- **Page excerpt**
<<<<

42. I had to take my mom to the hospital and while I was speaking to the doctor about her medical history, my mom was ~real~ insistent about them knowing her tennis elbow.
Doctor: So is she on any medication?
Mom: TENNIS ELBOW!
Me: No, she’s-
Mom: TENNIS ELBOW!
Me: She has tennis elbow.
Doctor: I can tell.
Mom: TENNIS ELBOW
43. Last year they were knocking me out for a colonoscopy. It was the third time I had been put under in a year.
As such I had a curiosity: I had heard that when they knock you out you are still awake for awhile, you just don’t remember.
So in the spirit of science I proposed a test with the anesthesiologist: when she started the medicine I would begin counting backward. When I would wake up we would compare what I remembered to what she observed.
Plunger down – 99, 98, 97 – I remembered nothing more.
Minutes later I awoke. The anesthesiologist espied me and came over quickly.
“What did you remember?” she asked.
She began laughing.
“You got down to 7!”
44. I had surgery last week for the first time. Apparently, right after they gave me the drugs I started talking about how cute my boyfriend’s butt is. I was telling this to 3 male doctors.

>>>>

- **Extracted information**
<<<<

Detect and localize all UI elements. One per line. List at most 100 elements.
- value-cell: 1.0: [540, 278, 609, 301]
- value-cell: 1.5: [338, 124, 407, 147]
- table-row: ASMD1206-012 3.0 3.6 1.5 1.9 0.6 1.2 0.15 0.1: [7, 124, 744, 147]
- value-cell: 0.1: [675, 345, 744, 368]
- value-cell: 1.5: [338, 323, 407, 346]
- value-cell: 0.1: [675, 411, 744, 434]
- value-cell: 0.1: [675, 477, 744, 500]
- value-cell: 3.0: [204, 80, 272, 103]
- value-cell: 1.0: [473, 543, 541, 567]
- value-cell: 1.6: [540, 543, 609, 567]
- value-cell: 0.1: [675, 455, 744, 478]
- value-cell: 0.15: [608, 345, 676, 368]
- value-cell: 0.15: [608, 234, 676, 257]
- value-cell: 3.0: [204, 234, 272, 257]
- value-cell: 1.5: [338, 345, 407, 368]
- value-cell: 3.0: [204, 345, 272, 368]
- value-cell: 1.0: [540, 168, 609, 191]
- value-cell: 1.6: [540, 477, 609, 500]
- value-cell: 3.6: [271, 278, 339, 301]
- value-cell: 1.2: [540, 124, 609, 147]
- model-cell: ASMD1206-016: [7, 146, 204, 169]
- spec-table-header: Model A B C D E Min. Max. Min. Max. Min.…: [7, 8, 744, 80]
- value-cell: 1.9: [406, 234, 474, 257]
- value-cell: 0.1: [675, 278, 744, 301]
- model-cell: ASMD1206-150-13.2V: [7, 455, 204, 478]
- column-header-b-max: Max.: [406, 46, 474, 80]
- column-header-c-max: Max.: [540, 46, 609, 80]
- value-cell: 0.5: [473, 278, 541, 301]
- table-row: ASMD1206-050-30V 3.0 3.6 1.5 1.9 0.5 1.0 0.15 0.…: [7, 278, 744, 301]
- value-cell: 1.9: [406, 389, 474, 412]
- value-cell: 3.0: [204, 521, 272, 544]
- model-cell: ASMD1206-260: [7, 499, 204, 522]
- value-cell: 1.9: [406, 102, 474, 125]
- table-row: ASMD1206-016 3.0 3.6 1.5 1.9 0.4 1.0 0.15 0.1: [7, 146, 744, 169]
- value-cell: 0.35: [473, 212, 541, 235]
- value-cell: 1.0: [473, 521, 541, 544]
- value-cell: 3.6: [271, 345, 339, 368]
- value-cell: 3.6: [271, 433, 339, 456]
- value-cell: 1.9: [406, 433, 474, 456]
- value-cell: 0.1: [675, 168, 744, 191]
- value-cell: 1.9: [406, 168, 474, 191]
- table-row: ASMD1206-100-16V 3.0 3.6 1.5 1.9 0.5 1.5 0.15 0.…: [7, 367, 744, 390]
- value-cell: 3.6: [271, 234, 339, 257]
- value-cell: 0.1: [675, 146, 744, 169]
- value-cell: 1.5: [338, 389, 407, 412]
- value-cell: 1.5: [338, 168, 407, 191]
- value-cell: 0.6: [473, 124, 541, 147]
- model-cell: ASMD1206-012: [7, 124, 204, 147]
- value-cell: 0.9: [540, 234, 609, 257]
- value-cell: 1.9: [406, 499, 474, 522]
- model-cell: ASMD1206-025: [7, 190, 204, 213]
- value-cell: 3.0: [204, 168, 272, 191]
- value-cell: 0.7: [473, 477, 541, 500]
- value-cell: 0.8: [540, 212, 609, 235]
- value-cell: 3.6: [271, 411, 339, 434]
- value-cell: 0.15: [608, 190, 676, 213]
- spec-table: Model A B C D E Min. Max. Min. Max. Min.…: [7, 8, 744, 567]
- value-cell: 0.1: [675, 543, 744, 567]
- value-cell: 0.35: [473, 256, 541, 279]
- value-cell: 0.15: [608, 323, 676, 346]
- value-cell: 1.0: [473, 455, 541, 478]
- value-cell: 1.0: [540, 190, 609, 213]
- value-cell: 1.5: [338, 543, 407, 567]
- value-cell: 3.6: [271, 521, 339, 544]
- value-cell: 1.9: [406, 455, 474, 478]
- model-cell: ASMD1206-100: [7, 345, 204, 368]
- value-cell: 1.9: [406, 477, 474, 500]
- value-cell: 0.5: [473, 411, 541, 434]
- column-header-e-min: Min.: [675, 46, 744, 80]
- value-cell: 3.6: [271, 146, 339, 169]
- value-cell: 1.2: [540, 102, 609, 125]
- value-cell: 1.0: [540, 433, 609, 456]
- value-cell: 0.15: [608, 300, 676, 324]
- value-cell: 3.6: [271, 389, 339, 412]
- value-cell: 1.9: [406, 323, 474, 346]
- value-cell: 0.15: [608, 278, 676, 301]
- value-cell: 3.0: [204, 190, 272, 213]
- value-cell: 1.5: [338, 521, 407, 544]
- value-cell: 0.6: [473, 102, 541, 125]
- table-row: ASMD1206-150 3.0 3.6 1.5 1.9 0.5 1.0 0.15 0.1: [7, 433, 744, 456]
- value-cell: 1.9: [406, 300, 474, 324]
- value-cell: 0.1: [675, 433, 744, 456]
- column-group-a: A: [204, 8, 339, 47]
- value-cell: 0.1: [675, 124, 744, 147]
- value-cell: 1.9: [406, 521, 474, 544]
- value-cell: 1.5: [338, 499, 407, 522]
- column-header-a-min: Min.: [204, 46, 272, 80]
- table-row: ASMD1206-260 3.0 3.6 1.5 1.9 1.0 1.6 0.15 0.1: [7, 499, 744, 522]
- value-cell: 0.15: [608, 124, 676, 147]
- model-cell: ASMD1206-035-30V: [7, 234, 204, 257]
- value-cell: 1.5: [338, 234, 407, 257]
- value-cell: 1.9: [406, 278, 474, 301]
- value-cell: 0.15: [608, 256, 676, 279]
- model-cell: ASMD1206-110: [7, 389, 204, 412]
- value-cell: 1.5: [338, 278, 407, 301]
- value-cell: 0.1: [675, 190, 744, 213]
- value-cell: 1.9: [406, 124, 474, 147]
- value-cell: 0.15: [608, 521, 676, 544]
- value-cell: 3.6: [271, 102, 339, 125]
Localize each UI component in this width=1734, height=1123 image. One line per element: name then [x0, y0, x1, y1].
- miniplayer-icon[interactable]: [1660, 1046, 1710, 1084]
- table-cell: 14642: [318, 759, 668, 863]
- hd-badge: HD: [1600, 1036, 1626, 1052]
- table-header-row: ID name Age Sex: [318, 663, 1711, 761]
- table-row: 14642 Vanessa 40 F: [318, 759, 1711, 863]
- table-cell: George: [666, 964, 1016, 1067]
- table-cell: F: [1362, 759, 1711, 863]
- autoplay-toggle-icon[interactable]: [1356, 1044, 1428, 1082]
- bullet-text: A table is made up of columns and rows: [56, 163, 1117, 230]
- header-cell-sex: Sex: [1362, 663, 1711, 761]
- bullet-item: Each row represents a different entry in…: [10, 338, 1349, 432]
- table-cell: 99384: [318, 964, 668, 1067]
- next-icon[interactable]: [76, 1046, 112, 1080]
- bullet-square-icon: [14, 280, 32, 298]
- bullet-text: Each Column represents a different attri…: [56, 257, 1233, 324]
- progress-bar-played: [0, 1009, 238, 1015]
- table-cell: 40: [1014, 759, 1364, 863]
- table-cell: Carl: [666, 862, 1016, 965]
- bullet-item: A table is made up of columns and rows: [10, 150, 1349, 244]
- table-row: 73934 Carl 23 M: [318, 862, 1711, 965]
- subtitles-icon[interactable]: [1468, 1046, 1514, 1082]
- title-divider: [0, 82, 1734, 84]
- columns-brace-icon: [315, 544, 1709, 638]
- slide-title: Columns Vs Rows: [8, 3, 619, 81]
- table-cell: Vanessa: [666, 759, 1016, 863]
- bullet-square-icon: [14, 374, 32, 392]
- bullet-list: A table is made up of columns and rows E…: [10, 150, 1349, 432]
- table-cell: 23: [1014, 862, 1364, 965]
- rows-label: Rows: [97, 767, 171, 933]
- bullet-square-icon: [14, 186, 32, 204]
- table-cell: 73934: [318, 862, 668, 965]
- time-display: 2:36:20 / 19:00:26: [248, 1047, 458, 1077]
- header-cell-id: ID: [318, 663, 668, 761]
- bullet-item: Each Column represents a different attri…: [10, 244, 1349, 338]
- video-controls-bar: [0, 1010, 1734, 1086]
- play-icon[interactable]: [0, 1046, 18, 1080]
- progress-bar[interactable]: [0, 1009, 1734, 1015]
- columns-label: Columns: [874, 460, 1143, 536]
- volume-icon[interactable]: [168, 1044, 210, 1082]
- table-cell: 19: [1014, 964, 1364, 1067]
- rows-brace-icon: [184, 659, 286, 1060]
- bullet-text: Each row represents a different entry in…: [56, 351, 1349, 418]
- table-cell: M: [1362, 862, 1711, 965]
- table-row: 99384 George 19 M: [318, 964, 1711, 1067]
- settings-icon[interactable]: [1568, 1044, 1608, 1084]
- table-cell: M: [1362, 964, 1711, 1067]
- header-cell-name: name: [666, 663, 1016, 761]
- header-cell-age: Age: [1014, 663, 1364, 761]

>>>>

- **Work task A**
In the hospital anecdotes, what number did the anesthesiologist say the narrator counted down to before the colonoscopy?
- **Work task B**
Write out the hospital anecdotes from "Plunger down –" up to and including "She began laughing.".
The entries stand apart from the hospital anecdotes and are separate material.

- **Exercise result A**
7

- **Exercise result B**
Plunger down – 99, 98, 97 – I remembered nothing more.
Minutes later I awoke. The anesthesiologist espied me and came over quickly.
“What did you remember?” she asked.
She began laughing.